▶ _Provided entries_:
□ □ □ □
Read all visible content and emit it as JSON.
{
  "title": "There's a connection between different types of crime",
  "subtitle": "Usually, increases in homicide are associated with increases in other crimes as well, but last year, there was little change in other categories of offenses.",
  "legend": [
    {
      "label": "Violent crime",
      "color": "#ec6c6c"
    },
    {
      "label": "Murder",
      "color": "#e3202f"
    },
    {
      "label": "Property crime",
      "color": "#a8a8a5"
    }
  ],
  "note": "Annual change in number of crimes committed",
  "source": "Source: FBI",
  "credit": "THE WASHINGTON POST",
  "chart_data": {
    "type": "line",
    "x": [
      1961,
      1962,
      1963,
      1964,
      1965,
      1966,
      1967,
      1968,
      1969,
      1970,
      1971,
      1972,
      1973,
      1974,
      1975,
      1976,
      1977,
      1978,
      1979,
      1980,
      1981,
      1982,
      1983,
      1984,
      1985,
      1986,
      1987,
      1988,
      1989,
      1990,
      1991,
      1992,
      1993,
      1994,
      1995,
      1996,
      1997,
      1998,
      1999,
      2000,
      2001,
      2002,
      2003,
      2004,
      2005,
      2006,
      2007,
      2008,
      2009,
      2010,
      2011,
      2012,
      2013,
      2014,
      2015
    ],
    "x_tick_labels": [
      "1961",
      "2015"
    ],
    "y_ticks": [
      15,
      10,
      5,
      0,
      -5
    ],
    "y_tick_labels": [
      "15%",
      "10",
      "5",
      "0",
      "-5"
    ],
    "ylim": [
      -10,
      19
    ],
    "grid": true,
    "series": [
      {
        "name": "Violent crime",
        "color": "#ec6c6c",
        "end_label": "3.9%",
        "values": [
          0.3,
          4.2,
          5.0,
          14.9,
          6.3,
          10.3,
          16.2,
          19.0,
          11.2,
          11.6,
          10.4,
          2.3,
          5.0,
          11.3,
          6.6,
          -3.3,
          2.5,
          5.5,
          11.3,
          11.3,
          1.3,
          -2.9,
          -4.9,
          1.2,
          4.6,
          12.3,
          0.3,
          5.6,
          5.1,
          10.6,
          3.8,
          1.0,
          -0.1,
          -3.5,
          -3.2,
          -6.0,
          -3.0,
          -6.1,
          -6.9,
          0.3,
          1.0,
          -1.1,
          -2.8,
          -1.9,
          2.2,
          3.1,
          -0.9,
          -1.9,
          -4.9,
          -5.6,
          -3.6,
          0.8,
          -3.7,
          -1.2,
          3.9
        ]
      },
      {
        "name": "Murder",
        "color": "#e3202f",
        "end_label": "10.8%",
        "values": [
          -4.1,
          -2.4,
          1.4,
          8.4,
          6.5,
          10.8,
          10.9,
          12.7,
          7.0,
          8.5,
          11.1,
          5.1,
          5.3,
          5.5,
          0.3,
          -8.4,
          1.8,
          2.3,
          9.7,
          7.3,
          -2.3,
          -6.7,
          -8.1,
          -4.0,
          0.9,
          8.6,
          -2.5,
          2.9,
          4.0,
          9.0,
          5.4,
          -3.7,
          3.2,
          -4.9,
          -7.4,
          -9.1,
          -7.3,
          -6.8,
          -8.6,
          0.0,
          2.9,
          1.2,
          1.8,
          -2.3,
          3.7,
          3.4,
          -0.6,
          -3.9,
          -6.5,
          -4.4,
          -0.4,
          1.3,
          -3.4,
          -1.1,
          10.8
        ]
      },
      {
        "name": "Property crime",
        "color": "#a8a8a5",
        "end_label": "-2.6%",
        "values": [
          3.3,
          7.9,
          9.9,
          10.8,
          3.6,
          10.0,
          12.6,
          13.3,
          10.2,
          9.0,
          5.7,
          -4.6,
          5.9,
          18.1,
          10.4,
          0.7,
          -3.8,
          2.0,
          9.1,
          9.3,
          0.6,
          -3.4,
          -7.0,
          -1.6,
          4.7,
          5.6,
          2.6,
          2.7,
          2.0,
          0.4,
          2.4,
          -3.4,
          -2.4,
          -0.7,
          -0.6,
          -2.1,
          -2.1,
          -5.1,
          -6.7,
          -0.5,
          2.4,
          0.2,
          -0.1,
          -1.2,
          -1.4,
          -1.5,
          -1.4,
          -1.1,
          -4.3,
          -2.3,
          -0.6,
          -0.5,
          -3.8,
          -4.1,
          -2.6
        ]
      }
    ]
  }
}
□ □ □ □
▶ _Given instruction_: Your task is to transcribe the listing above in full, exactly as given.

▶ _Answer to the exercise_:
Read all visible content and emit it as JSON.
{
  "title": "There's a connection between different types of crime",
  "subtitle": "Usually, increases in homicide are associated with increases in other crimes as well, but last year, there was little change in other categories of offenses.",
  "legend": [
    {
      "label": "Violent crime",
      "color": "#ec6c6c"
    },
    {
      "label": "Murder",
      "color": "#e3202f"
    },
    {
      "label": "Property crime",
      "color": "#a8a8a5"
    }
  ],
  "note": "Annual change in number of crimes committed",
  "source": "Source: FBI",
  "credit": "THE WASHINGTON POST",
  "chart_data": {
    "type": "line",
    "x": [
      1961,
      1962,
      1963,
      1964,
      1965,
      1966,
      1967,
      1968,
      1969,
      1970,
      1971,
      1972,
      1973,
      1974,
      1975,
      1976,
      1977,
      1978,
      1979,
      1980,
      1981,
      1982,
      1983,
      1984,
      1985,
      1986,
      1987,
      1988,
      1989,
      1990,
      1991,
      1992,
      1993,
      1994,
      1995,
      1996,
      1997,
      1998,
      1999,
      2000,
      2001,
      2002,
      2003,
      2004,
      2005,
      2006,
      2007,
      2008,
      2009,
      2010,
      2011,
      2012,
      2013,
      2014,
      2015
    ],
    "x_tick_labels": [
      "1961",
      "2015"
    ],
    "y_ticks": [
      15,
      10,
      5,
      0,
      -5
    ],
    "y_tick_labels": [
      "15%",
      "10",
      "5",
      "0",
      "-5"
    ],
    "ylim": [
      -10,
      19
    ],
    "grid": true,
    "series": [
      {
        "name": "Violent crime",
        "color": "#ec6c6c",
        "end_label": "3.9%",
        "values": [
          0.3,
          4.2,
          5.0,
          14.9,
          6.3,
          10.3,
          16.2,
          19.0,
          11.2,
          11.6,
          10.4,
          2.3,
          5.0,
          11.3,
          6.6,
          -3.3,
          2.5,
          5.5,
          11.3,
          11.3,
          1.3,
          -2.9,
          -4.9,
          1.2,
          4.6,
          12.3,
          0.3,
          5.6,
          5.1,
          10.6,
          3.8,
          1.0,
          -0.1,
          -3.5,
          -3.2,
          -6.0,
          -3.0,
          -6.1,
          -6.9,
          0.3,
          1.0,
          -1.1,
          -2.8,
          -1.9,
          2.2,
          3.1,
          -0.9,
          -1.9,
          -4.9,
          -5.6,
          -3.6,
          0.8,
          -3.7,
          -1.2,
          3.9
        ]
      },
      {
        "name": "Murder",
        "color": "#e3202f",
        "end_label": "10.8%",
        "values": [
          -4.1,
          -2.4,
          1.4,
          8.4,
          6.5,
          10.8,
          10.9,
          12.7,
          7.0,
          8.5,
          11.1,
          5.1,
          5.3,
          5.5,
          0.3,
          -8.4,
          1.8,
          2.3,
          9.7,
          7.3,
          -2.3,
          -6.7,
          -8.1,
          -4.0,
          0.9,
          8.6,
          -2.5,
          2.9,
          4.0,
          9.0,
          5.4,
          -3.7,
          3.2,
          -4.9,
          -7.4,
          -9.1,
          -7.3,
          -6.8,
          -8.6,
          0.0,
          2.9,
          1.2,
          1.8,
          -2.3,
          3.7,
          3.4,
          -0.6,
          -3.9,
          -6.5,
          -4.4,
          -0.4,
          1.3,
          -3.4,
          -1.1,
          10.8
        ]
      },
      {
        "name": "Property crime",
        "color": "#a8a8a5",
        "end_label": "-2.6%",
        "values": [
          3.3,
          7.9,
          9.9,
          10.8,
          3.6,
          10.0,
          12.6,
          13.3,
          10.2,
          9.0,
          5.7,
          -4.6,
          5.9,
          18.1,
          10.4,
          0.7,
          -3.8,
          2.0,
          9.1,
          9.3,
          0.6,
          -3.4,
          -7.0,
          -1.6,
          4.7,
          5.6,
          2.6,
          2.7,
          2.0,
          0.4,
          2.4,
          -3.4,
          -2.4,
          -0.7,
          -0.6,
          -2.1,
          -2.1,
          -5.1,
          -6.7,
          -0.5,
          2.4,
          0.2,
          -0.1,
          -1.2,
          -1.4,
          -1.5,
          -1.4,
          -1.1,
          -4.3,
          -2.3,
          -0.6,
          -0.5,
          -3.8,
          -4.1,
          -2.6
        ]
      }
    ]
  }
}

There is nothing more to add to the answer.